[START Rows]
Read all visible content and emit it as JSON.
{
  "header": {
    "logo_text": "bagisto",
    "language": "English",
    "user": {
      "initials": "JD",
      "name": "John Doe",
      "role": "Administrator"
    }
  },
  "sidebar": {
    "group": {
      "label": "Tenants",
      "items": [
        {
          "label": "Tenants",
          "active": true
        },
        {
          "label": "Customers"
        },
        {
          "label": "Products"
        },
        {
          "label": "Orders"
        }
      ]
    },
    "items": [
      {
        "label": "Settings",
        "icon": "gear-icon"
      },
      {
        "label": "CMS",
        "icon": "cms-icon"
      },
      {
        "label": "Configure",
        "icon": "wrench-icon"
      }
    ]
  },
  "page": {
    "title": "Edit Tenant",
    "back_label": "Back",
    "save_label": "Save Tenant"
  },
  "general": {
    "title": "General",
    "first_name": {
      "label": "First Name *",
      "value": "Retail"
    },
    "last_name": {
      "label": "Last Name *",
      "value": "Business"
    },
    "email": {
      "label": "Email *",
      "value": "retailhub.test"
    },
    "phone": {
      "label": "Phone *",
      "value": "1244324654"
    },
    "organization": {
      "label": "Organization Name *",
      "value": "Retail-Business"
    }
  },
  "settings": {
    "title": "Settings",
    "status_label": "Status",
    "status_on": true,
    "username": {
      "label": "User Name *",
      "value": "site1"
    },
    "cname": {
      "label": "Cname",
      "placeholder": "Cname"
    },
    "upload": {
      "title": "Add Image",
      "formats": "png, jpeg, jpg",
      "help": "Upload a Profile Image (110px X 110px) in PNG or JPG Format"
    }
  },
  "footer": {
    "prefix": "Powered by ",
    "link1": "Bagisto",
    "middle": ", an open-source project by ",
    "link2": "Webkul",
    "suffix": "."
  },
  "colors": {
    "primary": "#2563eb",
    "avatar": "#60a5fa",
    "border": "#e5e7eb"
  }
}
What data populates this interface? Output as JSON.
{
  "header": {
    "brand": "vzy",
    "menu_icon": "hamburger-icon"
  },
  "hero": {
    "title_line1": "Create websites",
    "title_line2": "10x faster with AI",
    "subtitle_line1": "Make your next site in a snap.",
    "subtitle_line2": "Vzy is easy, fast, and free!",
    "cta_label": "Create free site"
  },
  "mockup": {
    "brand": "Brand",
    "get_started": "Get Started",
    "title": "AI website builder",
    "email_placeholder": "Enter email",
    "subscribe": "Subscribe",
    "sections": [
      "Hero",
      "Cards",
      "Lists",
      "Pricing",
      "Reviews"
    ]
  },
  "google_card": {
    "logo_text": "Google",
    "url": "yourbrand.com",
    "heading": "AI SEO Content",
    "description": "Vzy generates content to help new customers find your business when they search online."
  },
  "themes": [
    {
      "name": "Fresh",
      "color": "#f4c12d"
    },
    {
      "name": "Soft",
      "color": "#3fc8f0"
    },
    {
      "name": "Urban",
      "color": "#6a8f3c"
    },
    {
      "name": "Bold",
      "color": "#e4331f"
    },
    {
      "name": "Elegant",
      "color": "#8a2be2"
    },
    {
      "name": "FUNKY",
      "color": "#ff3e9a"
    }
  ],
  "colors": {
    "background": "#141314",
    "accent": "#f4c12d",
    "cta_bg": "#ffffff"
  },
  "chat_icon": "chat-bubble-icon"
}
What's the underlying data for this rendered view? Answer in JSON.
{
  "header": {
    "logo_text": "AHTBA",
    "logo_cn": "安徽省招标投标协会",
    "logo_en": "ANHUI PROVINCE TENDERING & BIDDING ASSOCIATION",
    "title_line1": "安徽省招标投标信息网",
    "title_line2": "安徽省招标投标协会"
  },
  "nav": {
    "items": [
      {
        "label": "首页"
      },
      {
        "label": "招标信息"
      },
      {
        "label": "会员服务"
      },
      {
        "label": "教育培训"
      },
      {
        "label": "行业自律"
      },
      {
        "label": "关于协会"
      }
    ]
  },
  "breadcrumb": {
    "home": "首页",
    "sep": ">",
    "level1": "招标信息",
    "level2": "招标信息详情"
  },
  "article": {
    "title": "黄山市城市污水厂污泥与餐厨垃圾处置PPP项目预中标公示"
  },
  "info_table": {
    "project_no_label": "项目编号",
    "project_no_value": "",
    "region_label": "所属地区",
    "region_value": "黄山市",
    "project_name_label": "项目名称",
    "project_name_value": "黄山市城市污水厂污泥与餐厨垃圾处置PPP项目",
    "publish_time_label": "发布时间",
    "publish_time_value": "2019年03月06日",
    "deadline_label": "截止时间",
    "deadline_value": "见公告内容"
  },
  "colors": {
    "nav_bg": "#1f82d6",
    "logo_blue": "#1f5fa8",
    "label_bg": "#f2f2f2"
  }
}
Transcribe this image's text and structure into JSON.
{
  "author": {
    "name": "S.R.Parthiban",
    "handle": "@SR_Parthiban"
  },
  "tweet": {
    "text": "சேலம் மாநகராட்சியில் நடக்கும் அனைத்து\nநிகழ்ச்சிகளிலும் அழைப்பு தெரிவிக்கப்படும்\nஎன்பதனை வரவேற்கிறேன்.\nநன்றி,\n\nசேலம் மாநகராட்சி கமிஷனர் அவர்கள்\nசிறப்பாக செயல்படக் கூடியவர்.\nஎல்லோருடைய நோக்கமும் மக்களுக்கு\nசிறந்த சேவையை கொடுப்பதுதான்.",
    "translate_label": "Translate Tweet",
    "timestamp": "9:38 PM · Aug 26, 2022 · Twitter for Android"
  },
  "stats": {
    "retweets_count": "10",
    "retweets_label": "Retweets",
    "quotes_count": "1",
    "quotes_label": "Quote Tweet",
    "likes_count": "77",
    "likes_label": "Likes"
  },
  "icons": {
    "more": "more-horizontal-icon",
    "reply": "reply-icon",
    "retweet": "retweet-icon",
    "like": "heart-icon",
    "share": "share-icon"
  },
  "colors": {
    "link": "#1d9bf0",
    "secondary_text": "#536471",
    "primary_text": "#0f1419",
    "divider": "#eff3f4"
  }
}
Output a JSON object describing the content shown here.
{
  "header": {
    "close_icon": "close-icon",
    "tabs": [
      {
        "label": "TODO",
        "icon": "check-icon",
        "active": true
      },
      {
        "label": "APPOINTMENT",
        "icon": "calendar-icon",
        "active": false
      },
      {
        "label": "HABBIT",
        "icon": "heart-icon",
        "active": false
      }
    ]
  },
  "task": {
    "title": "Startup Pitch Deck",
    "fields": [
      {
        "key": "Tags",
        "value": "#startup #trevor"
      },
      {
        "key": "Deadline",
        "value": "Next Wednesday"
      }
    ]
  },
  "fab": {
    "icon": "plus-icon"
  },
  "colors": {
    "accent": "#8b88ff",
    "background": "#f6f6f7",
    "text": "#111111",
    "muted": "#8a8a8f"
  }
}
[END Rows]
In the records above, how many lines hold the string "Create"? Reply with only the number.

### Correct output
2